* **What you should do**
Filter the entries, keeping every line with the word "little".

* **Supplied records**
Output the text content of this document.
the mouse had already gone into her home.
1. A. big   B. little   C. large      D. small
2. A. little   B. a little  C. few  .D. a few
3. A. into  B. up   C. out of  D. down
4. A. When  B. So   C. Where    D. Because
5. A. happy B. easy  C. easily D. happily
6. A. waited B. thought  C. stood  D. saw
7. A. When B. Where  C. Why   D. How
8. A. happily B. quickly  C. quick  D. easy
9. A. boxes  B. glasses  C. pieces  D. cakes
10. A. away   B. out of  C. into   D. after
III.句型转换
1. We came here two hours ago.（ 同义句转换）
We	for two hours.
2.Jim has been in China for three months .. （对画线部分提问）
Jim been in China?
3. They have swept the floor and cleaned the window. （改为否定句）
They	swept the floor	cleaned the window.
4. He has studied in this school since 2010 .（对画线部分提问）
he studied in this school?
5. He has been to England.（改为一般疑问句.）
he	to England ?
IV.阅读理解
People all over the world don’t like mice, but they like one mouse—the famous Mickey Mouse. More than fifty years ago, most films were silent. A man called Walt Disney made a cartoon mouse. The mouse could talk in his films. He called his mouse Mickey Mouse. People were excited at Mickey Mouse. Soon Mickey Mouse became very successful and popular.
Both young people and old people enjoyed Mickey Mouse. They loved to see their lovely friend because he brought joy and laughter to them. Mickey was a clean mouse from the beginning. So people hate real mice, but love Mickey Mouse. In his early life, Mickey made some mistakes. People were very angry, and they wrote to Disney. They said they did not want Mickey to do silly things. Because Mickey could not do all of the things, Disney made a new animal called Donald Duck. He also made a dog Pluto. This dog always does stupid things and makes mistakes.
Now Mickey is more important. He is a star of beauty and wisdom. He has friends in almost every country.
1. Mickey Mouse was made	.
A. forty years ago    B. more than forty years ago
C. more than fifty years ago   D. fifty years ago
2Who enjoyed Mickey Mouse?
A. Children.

---

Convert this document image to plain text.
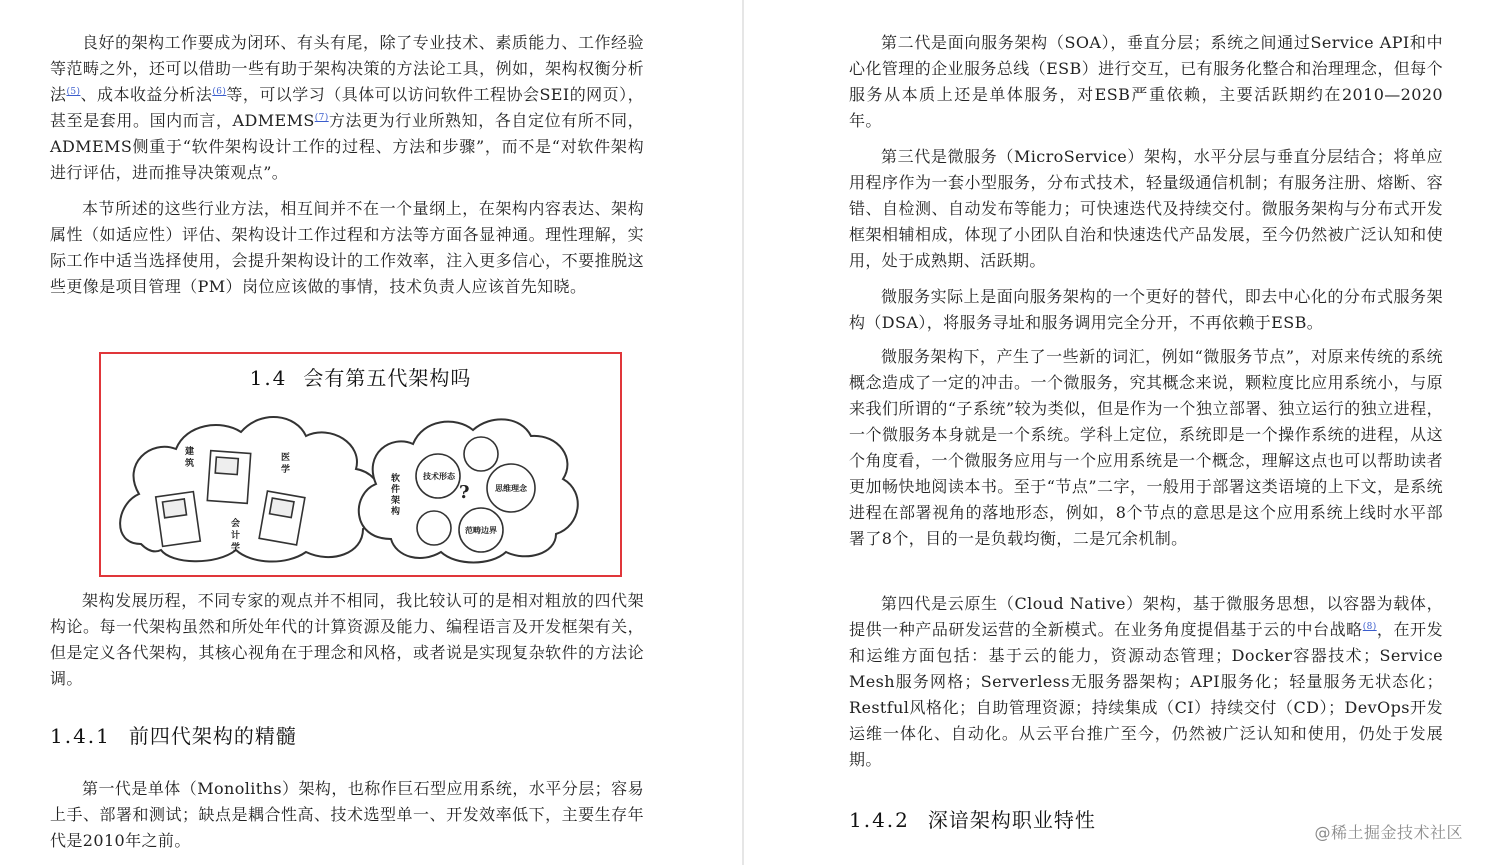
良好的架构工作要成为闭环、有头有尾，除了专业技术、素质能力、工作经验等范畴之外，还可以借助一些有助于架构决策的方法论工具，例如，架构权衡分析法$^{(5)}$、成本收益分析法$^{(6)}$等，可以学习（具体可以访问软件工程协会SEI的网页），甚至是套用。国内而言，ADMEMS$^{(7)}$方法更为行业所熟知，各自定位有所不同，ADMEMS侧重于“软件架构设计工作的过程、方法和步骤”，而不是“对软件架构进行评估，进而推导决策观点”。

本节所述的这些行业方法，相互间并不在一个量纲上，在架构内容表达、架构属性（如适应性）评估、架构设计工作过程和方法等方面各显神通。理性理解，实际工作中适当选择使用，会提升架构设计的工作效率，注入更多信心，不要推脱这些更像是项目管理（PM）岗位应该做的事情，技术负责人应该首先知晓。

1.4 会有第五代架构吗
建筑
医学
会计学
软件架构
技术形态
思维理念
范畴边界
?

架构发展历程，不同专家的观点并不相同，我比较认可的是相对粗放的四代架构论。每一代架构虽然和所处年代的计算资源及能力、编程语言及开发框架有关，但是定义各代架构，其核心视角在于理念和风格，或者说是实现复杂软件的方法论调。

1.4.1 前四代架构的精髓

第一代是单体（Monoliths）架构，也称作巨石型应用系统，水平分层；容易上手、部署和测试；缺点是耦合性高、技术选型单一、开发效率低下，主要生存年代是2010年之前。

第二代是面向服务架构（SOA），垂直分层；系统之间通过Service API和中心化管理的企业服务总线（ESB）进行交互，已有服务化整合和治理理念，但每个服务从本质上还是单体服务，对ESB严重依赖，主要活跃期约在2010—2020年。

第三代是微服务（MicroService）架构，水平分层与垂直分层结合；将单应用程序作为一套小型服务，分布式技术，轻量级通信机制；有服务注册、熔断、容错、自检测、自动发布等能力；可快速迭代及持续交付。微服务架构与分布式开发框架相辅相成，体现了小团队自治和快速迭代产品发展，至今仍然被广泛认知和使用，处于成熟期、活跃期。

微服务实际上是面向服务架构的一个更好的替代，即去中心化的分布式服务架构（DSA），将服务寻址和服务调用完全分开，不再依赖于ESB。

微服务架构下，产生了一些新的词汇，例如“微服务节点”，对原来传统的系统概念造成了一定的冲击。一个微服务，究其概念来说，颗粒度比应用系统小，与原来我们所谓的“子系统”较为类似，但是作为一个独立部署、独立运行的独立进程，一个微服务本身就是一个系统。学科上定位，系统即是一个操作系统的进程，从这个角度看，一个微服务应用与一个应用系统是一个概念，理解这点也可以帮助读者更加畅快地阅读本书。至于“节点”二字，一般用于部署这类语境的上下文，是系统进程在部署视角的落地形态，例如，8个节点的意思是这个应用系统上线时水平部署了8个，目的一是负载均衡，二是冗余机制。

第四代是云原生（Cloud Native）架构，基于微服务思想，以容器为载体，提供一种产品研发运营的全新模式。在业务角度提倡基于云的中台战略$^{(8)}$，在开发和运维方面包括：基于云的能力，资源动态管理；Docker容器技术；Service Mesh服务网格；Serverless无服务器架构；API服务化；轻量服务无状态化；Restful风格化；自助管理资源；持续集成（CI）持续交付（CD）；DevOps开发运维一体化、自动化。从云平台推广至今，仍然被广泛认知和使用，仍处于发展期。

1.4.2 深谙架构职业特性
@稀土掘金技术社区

* **Written reply**
1. A. big   B. little   C. large      D. small
2. A. little   B. a little  C. few  .D. a few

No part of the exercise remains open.